-- START OF Dataset content --

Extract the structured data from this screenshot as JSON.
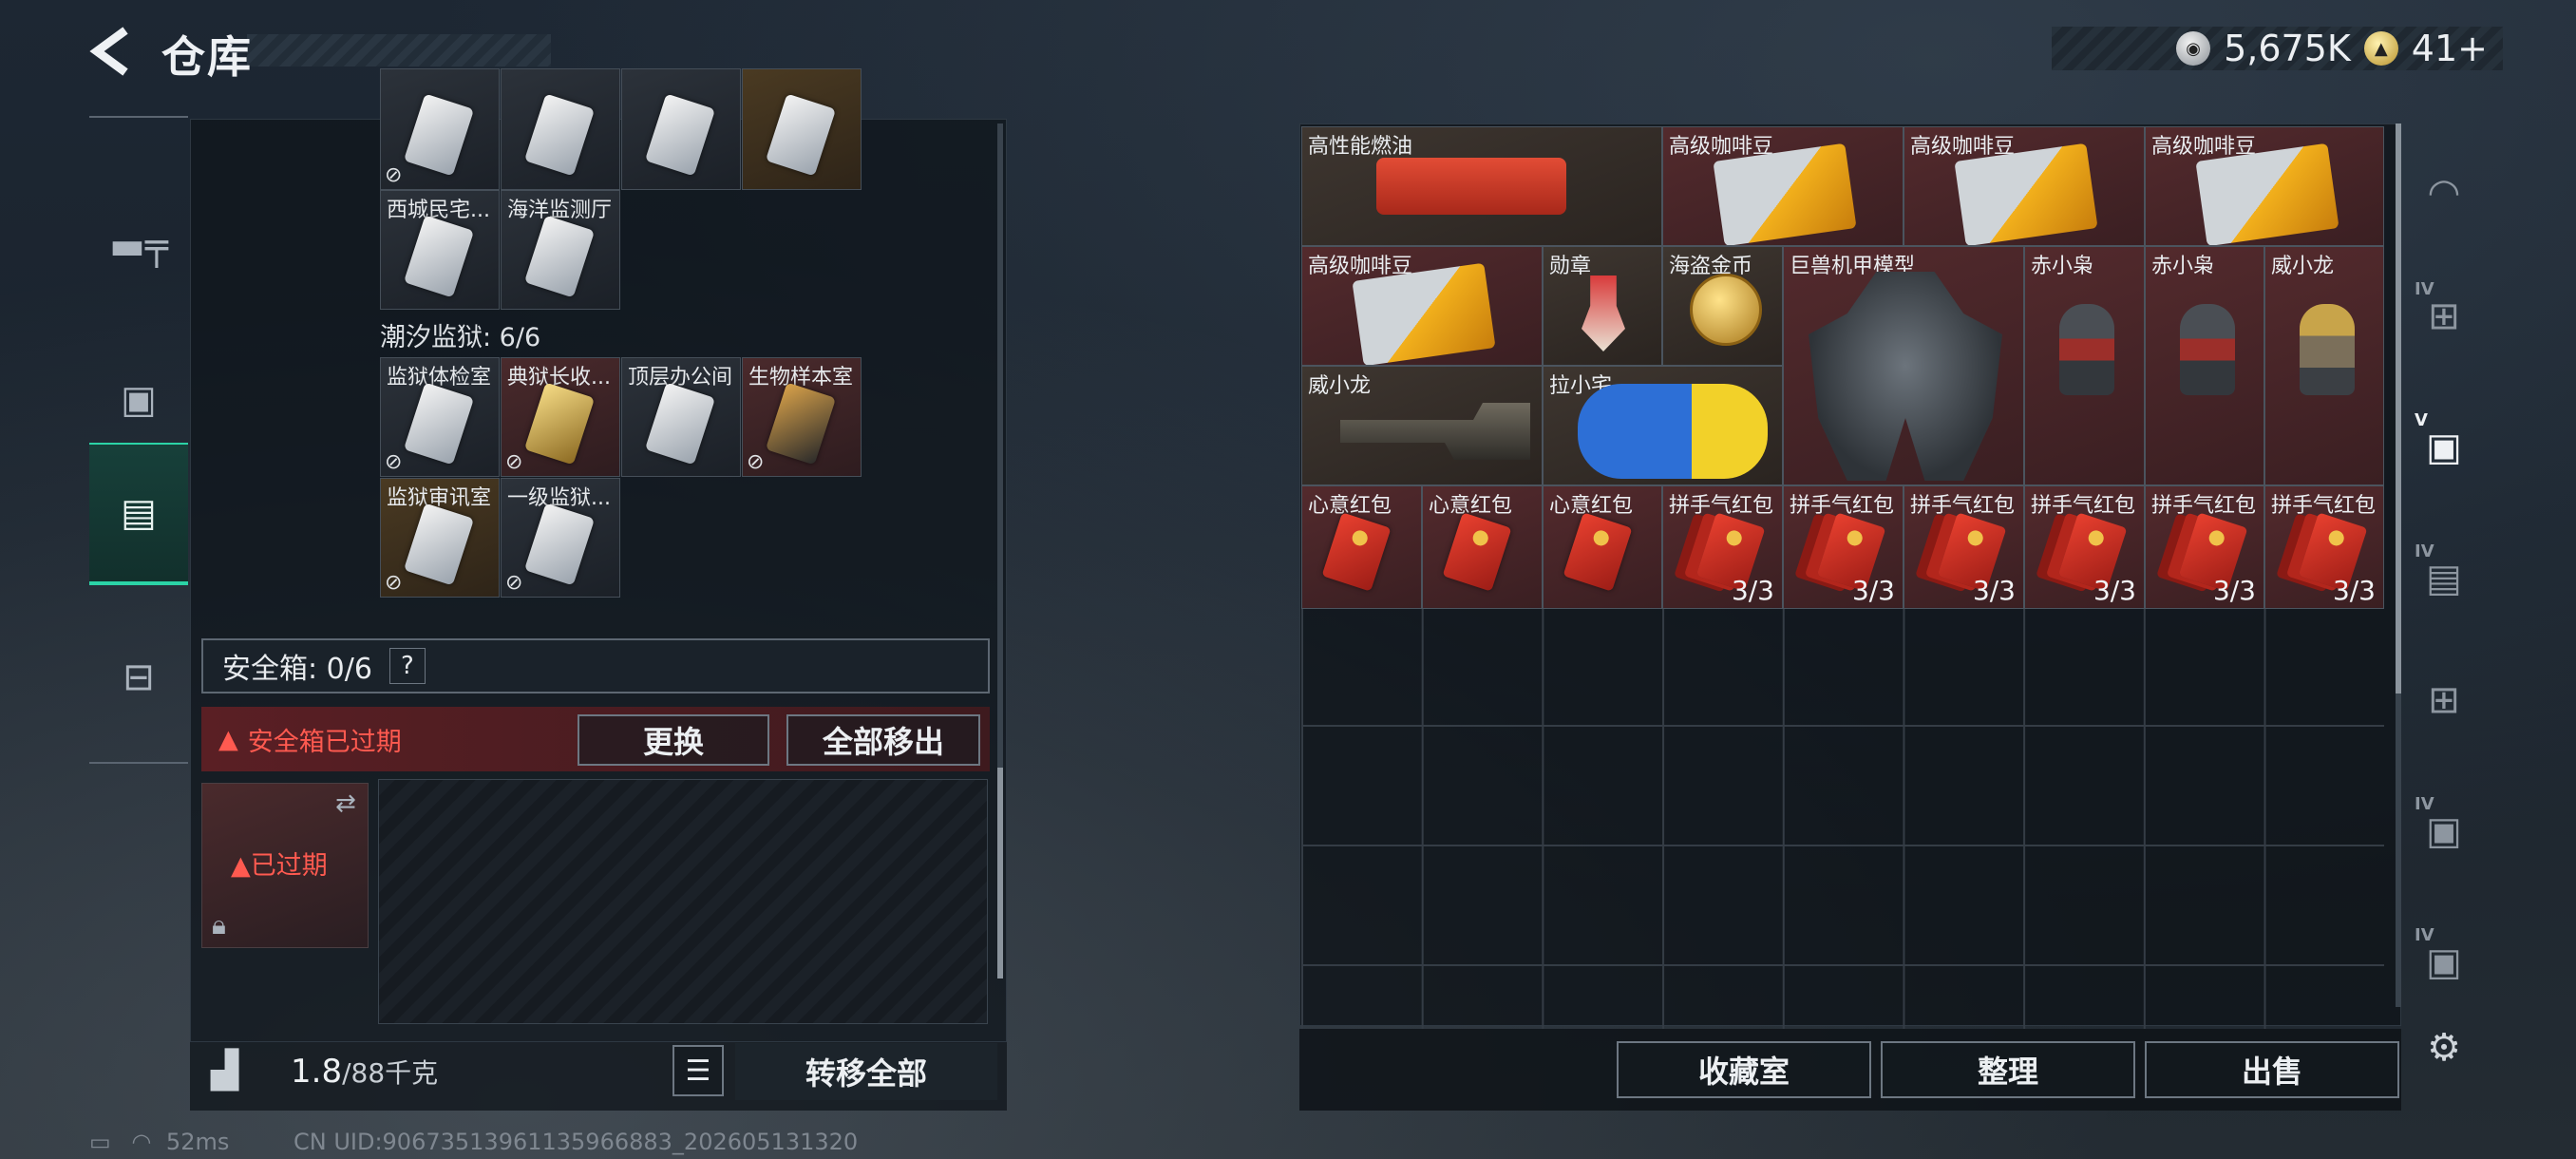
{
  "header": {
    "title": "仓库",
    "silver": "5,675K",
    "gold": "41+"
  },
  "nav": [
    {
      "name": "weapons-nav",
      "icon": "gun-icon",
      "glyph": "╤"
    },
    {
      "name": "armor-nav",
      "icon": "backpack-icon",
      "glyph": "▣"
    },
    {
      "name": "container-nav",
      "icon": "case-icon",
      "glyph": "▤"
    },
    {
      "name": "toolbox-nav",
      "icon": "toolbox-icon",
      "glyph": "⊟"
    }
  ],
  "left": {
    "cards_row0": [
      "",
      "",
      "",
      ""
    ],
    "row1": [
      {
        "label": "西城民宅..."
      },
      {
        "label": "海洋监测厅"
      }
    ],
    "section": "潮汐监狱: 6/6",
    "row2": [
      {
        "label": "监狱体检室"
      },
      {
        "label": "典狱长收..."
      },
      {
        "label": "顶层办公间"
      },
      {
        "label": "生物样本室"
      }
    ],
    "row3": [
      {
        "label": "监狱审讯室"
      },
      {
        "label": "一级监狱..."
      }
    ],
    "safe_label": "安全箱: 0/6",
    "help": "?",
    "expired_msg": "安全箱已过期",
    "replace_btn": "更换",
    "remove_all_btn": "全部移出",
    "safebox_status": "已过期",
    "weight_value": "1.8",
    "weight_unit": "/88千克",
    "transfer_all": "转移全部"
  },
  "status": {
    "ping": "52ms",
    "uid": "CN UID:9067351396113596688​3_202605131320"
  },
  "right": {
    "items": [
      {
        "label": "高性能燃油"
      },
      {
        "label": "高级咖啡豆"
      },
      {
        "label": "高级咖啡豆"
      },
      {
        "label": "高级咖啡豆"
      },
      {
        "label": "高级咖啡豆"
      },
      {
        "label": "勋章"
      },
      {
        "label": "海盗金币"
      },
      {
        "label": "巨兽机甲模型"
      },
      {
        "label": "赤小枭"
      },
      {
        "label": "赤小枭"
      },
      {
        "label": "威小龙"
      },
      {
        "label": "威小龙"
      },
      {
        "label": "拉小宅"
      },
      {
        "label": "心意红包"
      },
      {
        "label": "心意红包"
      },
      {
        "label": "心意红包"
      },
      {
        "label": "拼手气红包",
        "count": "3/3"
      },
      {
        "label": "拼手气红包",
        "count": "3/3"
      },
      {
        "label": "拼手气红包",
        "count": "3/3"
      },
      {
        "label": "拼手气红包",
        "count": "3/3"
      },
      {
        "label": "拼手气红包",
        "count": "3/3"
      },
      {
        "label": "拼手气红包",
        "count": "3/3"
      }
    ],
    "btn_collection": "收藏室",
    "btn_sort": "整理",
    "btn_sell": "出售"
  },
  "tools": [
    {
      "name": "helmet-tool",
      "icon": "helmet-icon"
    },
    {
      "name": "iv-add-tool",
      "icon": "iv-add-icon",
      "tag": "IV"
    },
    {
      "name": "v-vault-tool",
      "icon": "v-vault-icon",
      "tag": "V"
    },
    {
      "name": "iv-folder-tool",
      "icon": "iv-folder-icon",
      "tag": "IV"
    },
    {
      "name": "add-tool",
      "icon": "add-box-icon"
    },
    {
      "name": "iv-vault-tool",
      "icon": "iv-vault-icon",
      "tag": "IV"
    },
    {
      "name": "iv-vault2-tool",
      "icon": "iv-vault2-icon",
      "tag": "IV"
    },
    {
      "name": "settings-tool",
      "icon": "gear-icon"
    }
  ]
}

-- END OF Dataset content --

### [Exercise description]
Make an exact copy of the data, leaving its pictures out.

### [Worked solution]
Extract the structured data from this screenshot as JSON.
{
  "header": {
    "title": "仓库",
    "silver": "5,675K",
    "gold": "41+"
  },
  "nav": [
    {
      "name": "weapons-nav",
      "icon": "gun-icon",
      "glyph": "╤"
    },
    {
      "name": "armor-nav",
      "icon": "backpack-icon",
      "glyph": "▣"
    },
    {
      "name": "container-nav",
      "icon": "case-icon",
      "glyph": "▤"
    },
    {
      "name": "toolbox-nav",
      "icon": "toolbox-icon",
      "glyph": "⊟"
    }
  ],
  "left": {
    "cards_row0": [
      "",
      "",
      "",
      ""
    ],
    "row1": [
      {
        "label": "西城民宅..."
      },
      {
        "label": "海洋监测厅"
      }
    ],
    "section": "潮汐监狱: 6/6",
    "row2": [
      {
        "label": "监狱体检室"
      },
      {
        "label": "典狱长收..."
      },
      {
        "label": "顶层办公间"
      },
      {
        "label": "生物样本室"
      }
    ],
    "row3": [
      {
        "label": "监狱审讯室"
      },
      {
        "label": "一级监狱..."
      }
    ],
    "safe_label": "安全箱: 0/6",
    "help": "?",
    "expired_msg": "安全箱已过期",
    "replace_btn": "更换",
    "remove_all_btn": "全部移出",
    "safebox_status": "已过期",
    "weight_value": "1.8",
    "weight_unit": "/88千克",
    "transfer_all": "转移全部"
  },
  "status": {
    "ping": "52ms",
    "uid": "CN UID:9067351396113596688​3_202605131320"
  },
  "right": {
    "items": [
      {
        "label": "高性能燃油"
      },
      {
        "label": "高级咖啡豆"
      },
      {
        "label": "高级咖啡豆"
      },
      {
        "label": "高级咖啡豆"
      },
      {
        "label": "高级咖啡豆"
      },
      {
        "label": "勋章"
      },
      {
        "label": "海盗金币"
      },
      {
        "label": "巨兽机甲模型"
      },
      {
        "label": "赤小枭"
      },
      {
        "label": "赤小枭"
      },
      {
        "label": "威小龙"
      },
      {
        "label": "威小龙"
      },
      {
        "label": "拉小宅"
      },
      {
        "label": "心意红包"
      },
      {
        "label": "心意红包"
      },
      {
        "label": "心意红包"
      },
      {
        "label": "拼手气红包",
        "count": "3/3"
      },
      {
        "label": "拼手气红包",
        "count": "3/3"
      },
      {
        "label": "拼手气红包",
        "count": "3/3"
      },
      {
        "label": "拼手气红包",
        "count": "3/3"
      },
      {
        "label": "拼手气红包",
        "count": "3/3"
      },
      {
        "label": "拼手气红包",
        "count": "3/3"
      }
    ],
    "btn_collection": "收藏室",
    "btn_sort": "整理",
    "btn_sell": "出售"
  },
  "tools": [
    {
      "name": "helmet-tool",
      "icon": "helmet-icon"
    },
    {
      "name": "iv-add-tool",
      "icon": "iv-add-icon",
      "tag": "IV"
    },
    {
      "name": "v-vault-tool",
      "icon": "v-vault-icon",
      "tag": "V"
    },
    {
      "name": "iv-folder-tool",
      "icon": "iv-folder-icon",
      "tag": "IV"
    },
    {
      "name": "add-tool",
      "icon": "add-box-icon"
    },
    {
      "name": "iv-vault-tool",
      "icon": "iv-vault-icon",
      "tag": "IV"
    },
    {
      "name": "iv-vault2-tool",
      "icon": "iv-vault2-icon",
      "tag": "IV"
    },
    {
      "name": "settings-tool",
      "icon": "gear-icon"
    }
  ]
}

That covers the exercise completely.